(Stored data entries)
****************************************
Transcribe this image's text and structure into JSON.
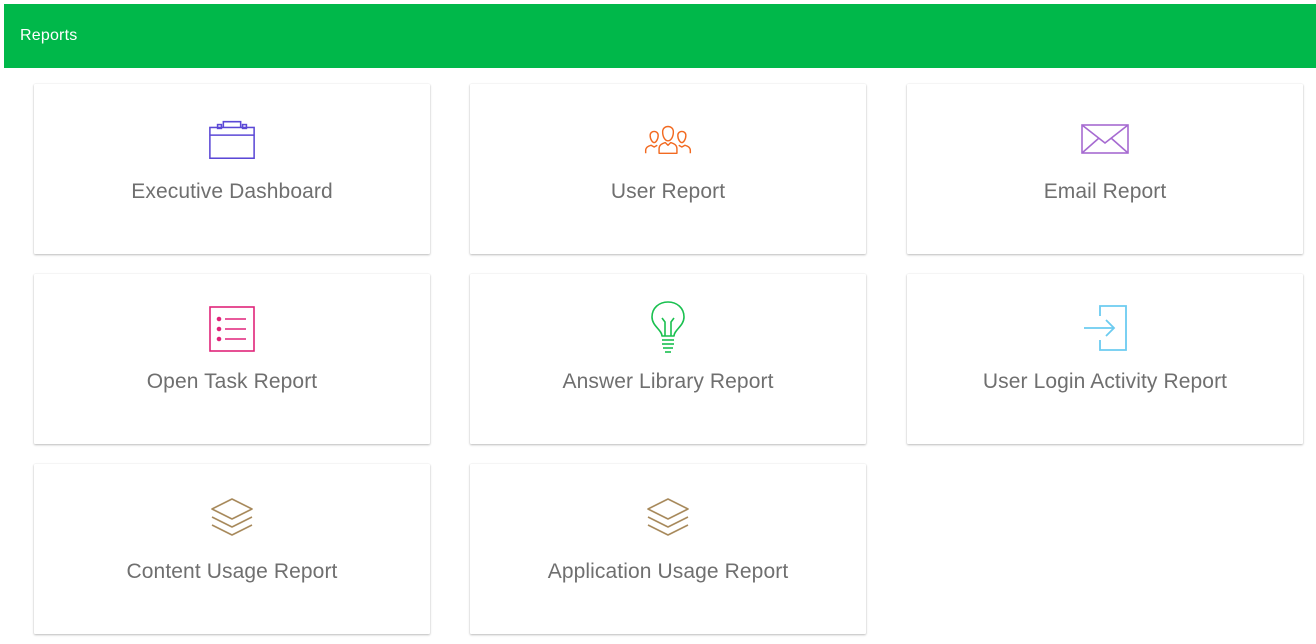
{
  "header": {
    "title": "Reports",
    "color": "#00b84a"
  },
  "cards": [
    {
      "label": "Executive Dashboard",
      "icon": "briefcase-icon",
      "icon_color": "#5b48d6"
    },
    {
      "label": "User Report",
      "icon": "users-group-icon",
      "icon_color": "#f26a21"
    },
    {
      "label": "Email Report",
      "icon": "envelope-icon",
      "icon_color": "#a66ad1"
    },
    {
      "label": "Open Task Report",
      "icon": "list-icon",
      "icon_color": "#e0247a"
    },
    {
      "label": "Answer Library Report",
      "icon": "lightbulb-icon",
      "icon_color": "#19c04f"
    },
    {
      "label": "User Login Activity Report",
      "icon": "login-arrow-icon",
      "icon_color": "#6ccbf0"
    },
    {
      "label": "Content Usage Report",
      "icon": "layers-icon",
      "icon_color": "#a88a5c"
    },
    {
      "label": "Application Usage Report",
      "icon": "layers-icon",
      "icon_color": "#a88a5c"
    }
  ]
}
****************************************
Directions for this task
Identify the lines of the entries containing the string "Usage". Copy each such line.

Exercise solution
      "label": "Content Usage Report",
      "label": "Application Usage Report",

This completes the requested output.